» **Work required**:
Restate the records that follow word for word; no pictures should appear.

» **Records shown**:
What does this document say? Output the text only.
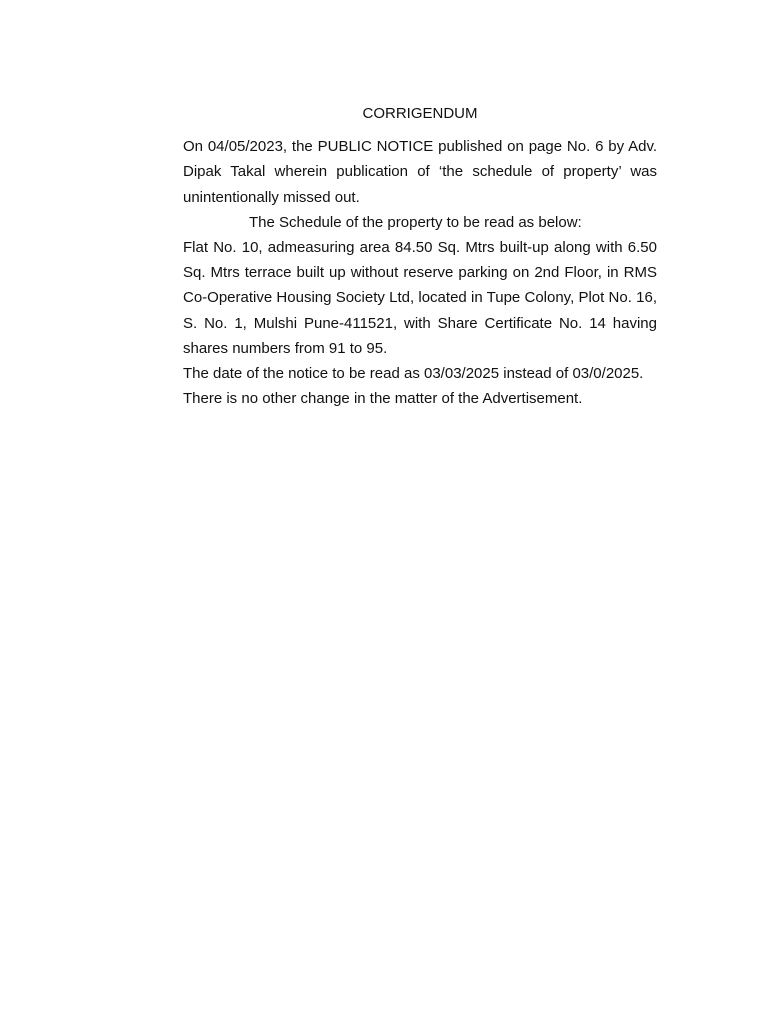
CORRIGENDUM

On 04/05/2023, the PUBLIC NOTICE published on page No. 6 by Adv. Dipak Takal wherein publication of ‘the schedule of property’ was unintentionally missed out.

The Schedule of the property to be read as below:

Flat No. 10, admeasuring area 84.50 Sq. Mtrs built-up along with 6.50 Sq. Mtrs terrace built up without reserve parking on 2nd Floor, in RMS Co-Operative Housing Society Ltd, located in Tupe Colony, Plot No. 16, S. No. 1, Mulshi Pune-411521, with Share Certificate No. 14 having shares numbers from 91 to 95.

The date of the notice to be read as 03/03/2025 instead of 03/0/2025.

There is no other change in the matter of the Advertisement.
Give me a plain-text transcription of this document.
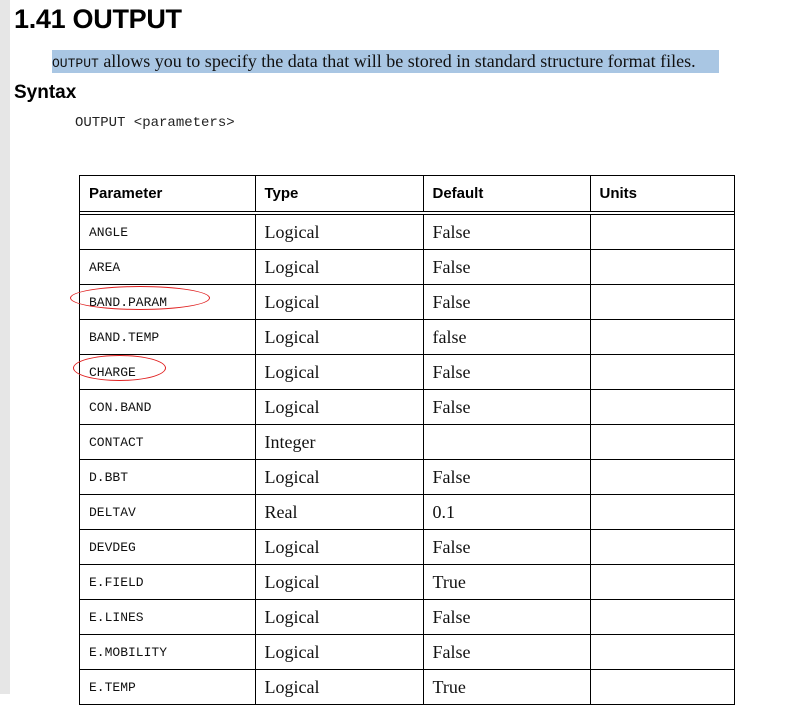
1.41 OUTPUT
OUTPUT allows you to specify the data that will be stored in standard structure format files.
Syntax
OUTPUT <parameters>
Parameter	Type	Default	Units
ANGLE	Logical	False	
AREA	Logical	False	

BAND.PARAM	Logical	False	
BAND.TEMP	Logical	false	

CHARGE	Logical	False	
CON.BAND	Logical	False	
CONTACT	Integer		
D.BBT	Logical	False	
DELTAV	Real	0.1	
DEVDEG	Logical	False	
E.FIELD	Logical	True	
E.LINES	Logical	False	
E.MOBILITY	Logical	False	
E.TEMP	Logical	True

» **Result of this task**:
What does this document say? Output the text only.
CORRIGENDUM

On 04/05/2023, the PUBLIC NOTICE published on page No. 6 by Adv. Dipak Takal wherein publication of ‘the schedule of property’ was unintentionally missed out.

The Schedule of the property to be read as below:

Flat No. 10, admeasuring area 84.50 Sq. Mtrs built-up along with 6.50 Sq. Mtrs terrace built up without reserve parking on 2nd Floor, in RMS Co-Operative Housing Society Ltd, located in Tupe Colony, Plot No. 16, S. No. 1, Mulshi Pune-411521, with Share Certificate No. 14 having shares numbers from 91 to 95.

The date of the notice to be read as 03/03/2025 instead of 03/0/2025.

There is no other change in the matter of the Advertisement.
Give me a plain-text transcription of this document.
1.41 OUTPUT
OUTPUT allows you to specify the data that will be stored in standard structure format files.
Syntax
OUTPUT <parameters>
Parameter	Type	Default	Units
ANGLE	Logical	False	
AREA	Logical	False	

BAND.PARAM	Logical	False	
BAND.TEMP	Logical	false	

CHARGE	Logical	False	
CON.BAND	Logical	False	
CONTACT	Integer		
D.BBT	Logical	False	
DELTAV	Real	0.1	
DEVDEG	Logical	False	
E.FIELD	Logical	True	
E.LINES	Logical	False	
E.MOBILITY	Logical	False	
E.TEMP	Logical	True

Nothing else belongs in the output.